- Task instructions: Run through the records and, wherever a line holds the word "panel", return that line.

- Given data:
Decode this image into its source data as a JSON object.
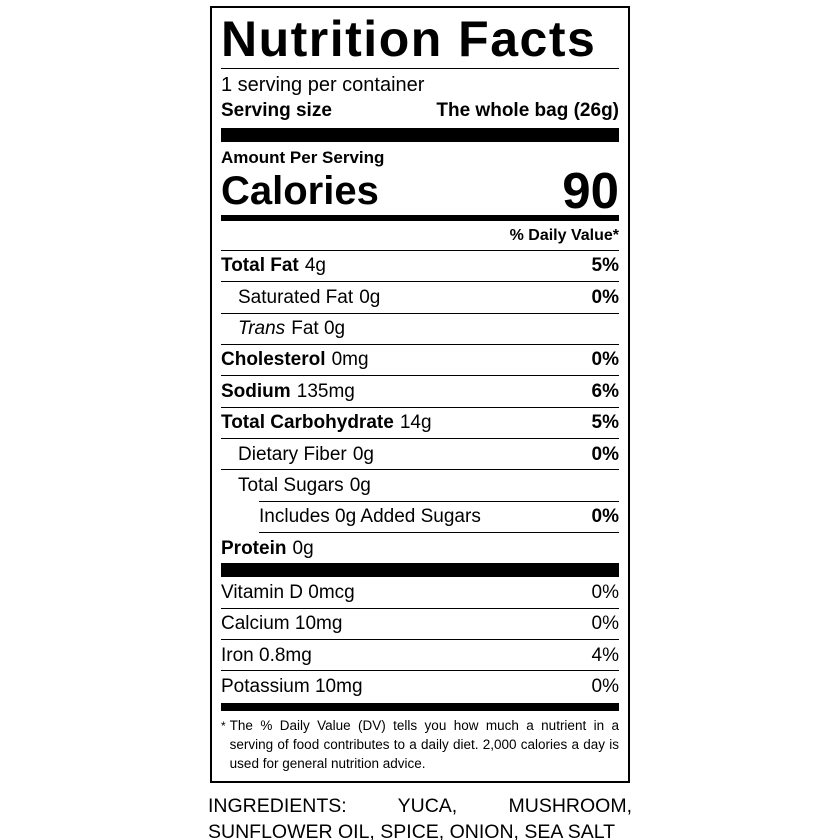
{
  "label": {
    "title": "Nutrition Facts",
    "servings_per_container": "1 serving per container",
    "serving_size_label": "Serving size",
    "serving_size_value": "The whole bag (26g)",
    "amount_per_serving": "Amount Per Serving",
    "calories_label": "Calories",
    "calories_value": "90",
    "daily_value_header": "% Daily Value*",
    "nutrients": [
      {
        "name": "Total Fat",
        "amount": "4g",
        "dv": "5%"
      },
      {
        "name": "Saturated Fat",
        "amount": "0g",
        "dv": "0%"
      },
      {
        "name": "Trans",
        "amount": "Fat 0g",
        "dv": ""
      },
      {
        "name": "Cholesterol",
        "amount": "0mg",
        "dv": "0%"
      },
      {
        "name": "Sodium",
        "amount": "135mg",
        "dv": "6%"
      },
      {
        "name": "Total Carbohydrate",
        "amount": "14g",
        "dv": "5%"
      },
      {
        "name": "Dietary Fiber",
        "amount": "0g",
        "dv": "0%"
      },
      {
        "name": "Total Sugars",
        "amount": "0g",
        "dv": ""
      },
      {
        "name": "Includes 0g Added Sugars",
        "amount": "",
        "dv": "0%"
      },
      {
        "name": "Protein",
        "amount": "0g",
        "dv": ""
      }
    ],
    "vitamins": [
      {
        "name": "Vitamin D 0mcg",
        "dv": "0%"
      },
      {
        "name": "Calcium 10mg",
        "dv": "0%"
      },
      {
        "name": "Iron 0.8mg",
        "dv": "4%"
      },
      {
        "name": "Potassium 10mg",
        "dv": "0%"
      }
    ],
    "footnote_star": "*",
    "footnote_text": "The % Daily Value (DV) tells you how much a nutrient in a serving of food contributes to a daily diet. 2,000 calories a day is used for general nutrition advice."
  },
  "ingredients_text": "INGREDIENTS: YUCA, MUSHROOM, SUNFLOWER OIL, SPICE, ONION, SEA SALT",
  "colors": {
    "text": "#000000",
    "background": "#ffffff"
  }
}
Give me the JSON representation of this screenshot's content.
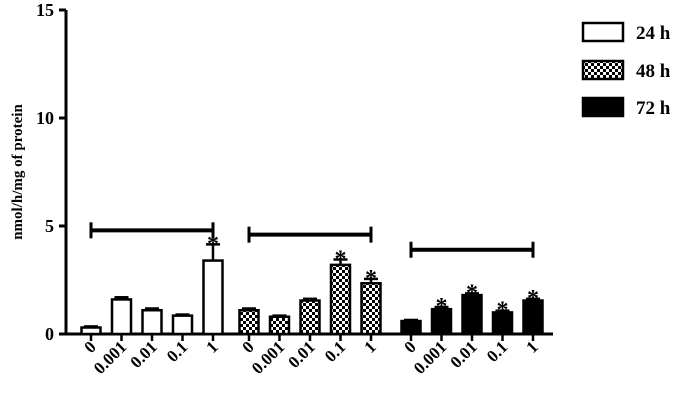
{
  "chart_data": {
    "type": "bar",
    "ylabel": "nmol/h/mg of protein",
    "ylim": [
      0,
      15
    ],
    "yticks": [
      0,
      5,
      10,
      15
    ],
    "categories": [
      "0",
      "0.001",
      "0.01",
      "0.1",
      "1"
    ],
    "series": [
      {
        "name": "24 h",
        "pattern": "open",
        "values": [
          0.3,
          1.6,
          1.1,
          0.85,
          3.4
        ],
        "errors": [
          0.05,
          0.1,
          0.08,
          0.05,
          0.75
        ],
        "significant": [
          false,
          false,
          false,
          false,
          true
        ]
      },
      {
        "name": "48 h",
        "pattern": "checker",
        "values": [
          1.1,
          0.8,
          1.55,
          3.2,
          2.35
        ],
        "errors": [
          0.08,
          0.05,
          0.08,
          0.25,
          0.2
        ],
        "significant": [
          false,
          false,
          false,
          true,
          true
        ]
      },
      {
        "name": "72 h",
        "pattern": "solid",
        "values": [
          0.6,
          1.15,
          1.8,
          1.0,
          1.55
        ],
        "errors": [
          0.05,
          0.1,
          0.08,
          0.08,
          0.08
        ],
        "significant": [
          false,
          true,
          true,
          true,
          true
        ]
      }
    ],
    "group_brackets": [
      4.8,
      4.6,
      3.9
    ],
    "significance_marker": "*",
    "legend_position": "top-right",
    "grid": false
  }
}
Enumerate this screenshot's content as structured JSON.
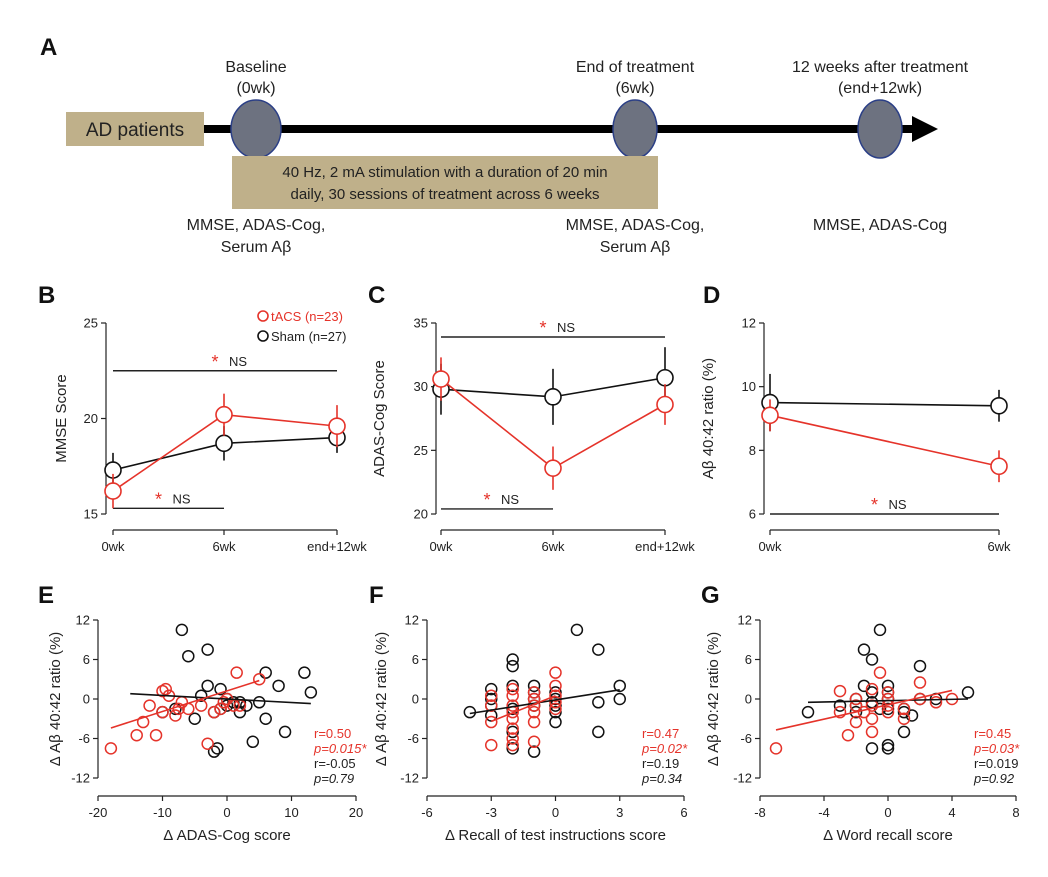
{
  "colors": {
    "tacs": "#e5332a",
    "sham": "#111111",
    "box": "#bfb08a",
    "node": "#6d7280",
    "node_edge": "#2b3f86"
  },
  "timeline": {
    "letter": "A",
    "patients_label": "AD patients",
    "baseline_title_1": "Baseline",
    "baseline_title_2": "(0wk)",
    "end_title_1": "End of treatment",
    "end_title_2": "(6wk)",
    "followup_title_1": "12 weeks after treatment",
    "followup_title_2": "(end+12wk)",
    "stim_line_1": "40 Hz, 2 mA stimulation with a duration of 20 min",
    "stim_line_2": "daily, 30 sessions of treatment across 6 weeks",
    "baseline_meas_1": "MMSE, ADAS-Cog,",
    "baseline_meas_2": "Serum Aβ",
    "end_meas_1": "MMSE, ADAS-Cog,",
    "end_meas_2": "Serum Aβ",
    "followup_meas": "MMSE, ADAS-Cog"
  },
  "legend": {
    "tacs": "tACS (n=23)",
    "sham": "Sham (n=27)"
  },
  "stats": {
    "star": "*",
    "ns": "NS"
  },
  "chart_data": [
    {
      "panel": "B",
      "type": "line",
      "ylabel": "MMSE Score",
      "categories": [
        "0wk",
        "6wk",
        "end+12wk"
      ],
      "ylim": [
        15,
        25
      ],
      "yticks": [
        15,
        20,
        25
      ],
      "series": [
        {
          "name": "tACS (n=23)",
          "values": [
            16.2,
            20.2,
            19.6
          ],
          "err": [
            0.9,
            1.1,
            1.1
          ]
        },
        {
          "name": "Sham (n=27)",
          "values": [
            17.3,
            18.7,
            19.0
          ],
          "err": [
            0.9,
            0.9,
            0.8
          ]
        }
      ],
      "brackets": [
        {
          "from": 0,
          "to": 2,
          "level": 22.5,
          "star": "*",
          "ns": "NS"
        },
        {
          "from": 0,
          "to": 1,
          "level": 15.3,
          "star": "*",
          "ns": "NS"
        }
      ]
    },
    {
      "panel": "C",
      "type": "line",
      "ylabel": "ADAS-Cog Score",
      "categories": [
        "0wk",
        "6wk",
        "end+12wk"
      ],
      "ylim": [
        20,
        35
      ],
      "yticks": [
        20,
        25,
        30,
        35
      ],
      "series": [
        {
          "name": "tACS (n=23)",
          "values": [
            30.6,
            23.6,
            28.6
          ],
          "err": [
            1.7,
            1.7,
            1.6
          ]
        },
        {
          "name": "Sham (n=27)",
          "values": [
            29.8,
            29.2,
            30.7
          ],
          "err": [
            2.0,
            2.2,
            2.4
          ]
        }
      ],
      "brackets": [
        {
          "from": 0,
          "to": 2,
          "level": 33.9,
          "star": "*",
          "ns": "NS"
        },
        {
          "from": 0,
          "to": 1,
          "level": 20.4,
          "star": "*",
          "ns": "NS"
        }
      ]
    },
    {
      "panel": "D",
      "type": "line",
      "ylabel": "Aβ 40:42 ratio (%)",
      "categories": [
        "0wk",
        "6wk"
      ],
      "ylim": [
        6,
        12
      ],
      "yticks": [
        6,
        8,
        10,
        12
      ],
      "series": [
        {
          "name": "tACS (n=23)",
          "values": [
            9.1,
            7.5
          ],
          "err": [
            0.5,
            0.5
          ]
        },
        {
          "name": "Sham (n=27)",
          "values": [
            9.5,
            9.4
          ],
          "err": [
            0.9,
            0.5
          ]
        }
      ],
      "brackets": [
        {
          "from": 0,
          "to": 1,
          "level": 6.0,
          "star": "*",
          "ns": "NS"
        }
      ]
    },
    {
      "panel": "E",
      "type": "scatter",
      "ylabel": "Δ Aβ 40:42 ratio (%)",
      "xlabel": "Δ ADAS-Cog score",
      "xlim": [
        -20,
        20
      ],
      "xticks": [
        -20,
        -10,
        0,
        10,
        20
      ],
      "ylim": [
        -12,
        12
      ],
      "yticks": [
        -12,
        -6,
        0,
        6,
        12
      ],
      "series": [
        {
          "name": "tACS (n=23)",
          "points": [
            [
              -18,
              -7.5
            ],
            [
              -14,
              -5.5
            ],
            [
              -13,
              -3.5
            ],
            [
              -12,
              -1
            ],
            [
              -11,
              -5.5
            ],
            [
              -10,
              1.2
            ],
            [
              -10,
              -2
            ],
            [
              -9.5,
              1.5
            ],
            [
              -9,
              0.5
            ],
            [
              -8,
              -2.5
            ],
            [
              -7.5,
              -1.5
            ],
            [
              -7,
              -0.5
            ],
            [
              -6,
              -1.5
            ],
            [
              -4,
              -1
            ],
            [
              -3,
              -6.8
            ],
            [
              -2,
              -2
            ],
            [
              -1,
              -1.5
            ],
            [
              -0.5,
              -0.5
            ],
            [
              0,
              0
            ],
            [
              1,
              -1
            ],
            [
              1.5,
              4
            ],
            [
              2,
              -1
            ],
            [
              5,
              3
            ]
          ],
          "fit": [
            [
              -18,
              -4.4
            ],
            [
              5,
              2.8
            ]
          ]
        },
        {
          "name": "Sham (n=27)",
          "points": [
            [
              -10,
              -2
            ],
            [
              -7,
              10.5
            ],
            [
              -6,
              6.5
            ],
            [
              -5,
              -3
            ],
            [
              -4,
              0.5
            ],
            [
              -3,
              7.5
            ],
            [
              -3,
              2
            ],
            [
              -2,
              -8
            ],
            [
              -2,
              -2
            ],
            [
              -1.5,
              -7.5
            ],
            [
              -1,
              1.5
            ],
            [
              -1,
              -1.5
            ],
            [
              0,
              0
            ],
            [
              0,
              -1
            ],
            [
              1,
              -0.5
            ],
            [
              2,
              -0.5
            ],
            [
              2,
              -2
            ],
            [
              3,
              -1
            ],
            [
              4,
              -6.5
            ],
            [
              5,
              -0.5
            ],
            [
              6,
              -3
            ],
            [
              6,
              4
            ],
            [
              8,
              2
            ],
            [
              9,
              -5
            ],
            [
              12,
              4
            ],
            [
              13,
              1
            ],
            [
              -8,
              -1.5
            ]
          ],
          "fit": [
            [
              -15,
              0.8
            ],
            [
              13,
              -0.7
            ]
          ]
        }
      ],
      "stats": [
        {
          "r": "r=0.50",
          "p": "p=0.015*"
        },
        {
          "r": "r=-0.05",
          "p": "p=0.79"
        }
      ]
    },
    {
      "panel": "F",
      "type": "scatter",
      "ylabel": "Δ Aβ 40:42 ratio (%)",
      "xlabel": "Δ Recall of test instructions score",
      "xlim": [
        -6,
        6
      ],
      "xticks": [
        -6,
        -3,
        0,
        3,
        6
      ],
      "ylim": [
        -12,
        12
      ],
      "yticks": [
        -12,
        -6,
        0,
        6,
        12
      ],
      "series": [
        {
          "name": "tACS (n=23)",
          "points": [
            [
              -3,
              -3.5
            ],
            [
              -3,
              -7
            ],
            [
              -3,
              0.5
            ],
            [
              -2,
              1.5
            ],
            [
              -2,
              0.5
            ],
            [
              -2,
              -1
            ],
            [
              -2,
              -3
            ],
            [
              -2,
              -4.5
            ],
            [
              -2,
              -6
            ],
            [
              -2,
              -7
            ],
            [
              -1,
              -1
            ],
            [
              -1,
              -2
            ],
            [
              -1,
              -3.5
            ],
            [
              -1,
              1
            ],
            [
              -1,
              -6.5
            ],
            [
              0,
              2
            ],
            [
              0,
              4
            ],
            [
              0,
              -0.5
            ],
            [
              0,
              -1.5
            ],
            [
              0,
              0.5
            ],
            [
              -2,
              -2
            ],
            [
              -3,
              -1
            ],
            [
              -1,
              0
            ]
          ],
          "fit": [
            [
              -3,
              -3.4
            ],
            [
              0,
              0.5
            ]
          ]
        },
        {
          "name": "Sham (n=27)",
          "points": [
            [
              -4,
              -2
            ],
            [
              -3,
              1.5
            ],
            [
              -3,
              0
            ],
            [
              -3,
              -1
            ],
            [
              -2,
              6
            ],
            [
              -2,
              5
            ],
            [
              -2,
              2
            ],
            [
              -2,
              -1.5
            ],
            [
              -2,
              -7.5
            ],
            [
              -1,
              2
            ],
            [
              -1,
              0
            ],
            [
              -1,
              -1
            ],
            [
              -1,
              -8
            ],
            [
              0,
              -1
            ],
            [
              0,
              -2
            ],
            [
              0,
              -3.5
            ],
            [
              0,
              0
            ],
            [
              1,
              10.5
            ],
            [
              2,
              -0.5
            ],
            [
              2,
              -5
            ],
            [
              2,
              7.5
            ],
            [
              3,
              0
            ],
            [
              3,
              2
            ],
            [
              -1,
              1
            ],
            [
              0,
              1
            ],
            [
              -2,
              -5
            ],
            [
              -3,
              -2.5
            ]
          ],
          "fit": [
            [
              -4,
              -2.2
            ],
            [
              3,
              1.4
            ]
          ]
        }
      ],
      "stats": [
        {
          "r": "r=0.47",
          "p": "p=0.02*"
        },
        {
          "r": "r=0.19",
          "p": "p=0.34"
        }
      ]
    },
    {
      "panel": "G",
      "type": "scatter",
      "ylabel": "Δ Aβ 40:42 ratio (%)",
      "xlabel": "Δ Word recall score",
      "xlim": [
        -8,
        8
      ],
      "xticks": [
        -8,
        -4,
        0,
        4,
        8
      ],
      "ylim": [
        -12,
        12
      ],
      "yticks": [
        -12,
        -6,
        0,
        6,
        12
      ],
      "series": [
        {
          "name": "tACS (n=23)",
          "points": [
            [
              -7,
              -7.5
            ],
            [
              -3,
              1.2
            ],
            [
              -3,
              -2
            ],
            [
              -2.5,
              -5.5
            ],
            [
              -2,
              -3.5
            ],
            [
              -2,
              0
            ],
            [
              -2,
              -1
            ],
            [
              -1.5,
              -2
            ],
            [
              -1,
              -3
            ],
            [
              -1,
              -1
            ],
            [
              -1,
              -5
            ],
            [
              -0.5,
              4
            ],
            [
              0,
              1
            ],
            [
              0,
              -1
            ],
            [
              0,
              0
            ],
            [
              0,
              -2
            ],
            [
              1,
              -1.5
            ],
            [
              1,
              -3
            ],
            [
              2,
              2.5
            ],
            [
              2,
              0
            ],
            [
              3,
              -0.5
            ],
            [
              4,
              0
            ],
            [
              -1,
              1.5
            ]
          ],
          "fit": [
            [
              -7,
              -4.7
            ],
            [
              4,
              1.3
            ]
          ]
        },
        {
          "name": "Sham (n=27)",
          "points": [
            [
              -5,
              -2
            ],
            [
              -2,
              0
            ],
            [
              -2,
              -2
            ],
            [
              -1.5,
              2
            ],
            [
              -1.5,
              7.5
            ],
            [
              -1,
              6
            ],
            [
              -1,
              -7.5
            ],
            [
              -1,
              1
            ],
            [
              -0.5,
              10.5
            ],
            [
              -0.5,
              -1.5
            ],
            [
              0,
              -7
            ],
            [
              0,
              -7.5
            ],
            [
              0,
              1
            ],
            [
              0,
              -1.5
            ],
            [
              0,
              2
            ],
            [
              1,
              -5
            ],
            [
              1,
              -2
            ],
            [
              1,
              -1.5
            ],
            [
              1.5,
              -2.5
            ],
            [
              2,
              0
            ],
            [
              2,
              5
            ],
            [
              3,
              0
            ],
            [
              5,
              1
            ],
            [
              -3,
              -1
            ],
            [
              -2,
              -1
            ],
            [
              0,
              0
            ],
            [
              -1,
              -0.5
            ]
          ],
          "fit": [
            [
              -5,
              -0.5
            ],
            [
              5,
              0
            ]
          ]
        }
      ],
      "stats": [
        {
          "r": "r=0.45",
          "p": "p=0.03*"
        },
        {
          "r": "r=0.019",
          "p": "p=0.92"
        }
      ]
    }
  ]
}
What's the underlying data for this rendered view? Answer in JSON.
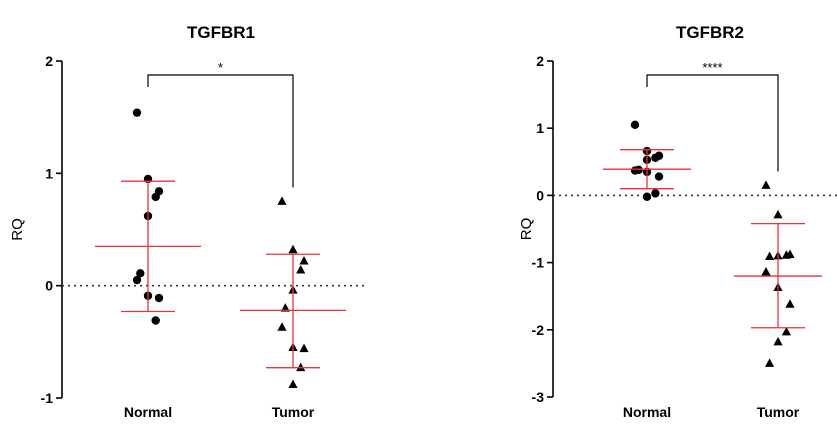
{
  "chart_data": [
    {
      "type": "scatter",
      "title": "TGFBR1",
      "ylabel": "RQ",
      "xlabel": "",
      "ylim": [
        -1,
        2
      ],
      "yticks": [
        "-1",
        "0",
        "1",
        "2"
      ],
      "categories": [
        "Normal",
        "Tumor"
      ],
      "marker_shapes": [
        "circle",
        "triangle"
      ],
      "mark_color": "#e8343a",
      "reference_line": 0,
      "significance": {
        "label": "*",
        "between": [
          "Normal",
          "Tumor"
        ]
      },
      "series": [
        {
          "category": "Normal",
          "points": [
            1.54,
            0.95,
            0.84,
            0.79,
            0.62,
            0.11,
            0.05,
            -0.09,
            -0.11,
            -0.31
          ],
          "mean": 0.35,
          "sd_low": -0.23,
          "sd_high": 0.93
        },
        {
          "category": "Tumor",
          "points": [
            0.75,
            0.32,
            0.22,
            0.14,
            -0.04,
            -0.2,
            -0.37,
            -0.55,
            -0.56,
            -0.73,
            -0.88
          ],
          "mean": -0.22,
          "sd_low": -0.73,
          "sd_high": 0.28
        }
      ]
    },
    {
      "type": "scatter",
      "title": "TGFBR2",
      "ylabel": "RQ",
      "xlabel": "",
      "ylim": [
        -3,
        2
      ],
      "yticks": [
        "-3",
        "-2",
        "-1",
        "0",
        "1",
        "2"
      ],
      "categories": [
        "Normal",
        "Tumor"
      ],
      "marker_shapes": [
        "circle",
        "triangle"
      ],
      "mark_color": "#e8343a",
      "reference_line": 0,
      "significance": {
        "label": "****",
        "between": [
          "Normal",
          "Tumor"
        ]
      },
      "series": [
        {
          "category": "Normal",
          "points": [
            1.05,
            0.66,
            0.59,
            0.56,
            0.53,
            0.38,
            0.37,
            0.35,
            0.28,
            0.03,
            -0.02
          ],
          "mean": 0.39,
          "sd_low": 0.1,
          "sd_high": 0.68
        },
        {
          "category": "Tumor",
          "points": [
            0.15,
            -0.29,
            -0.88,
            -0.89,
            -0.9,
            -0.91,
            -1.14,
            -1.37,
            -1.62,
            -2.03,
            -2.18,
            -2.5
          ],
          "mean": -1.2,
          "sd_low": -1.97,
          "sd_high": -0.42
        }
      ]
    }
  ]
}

- Solution for this problem:
      "panel": "B",
      "panel": "C",
      "panel": "D",
      "panel": "E",
      "panel": "F",
      "panel": "G",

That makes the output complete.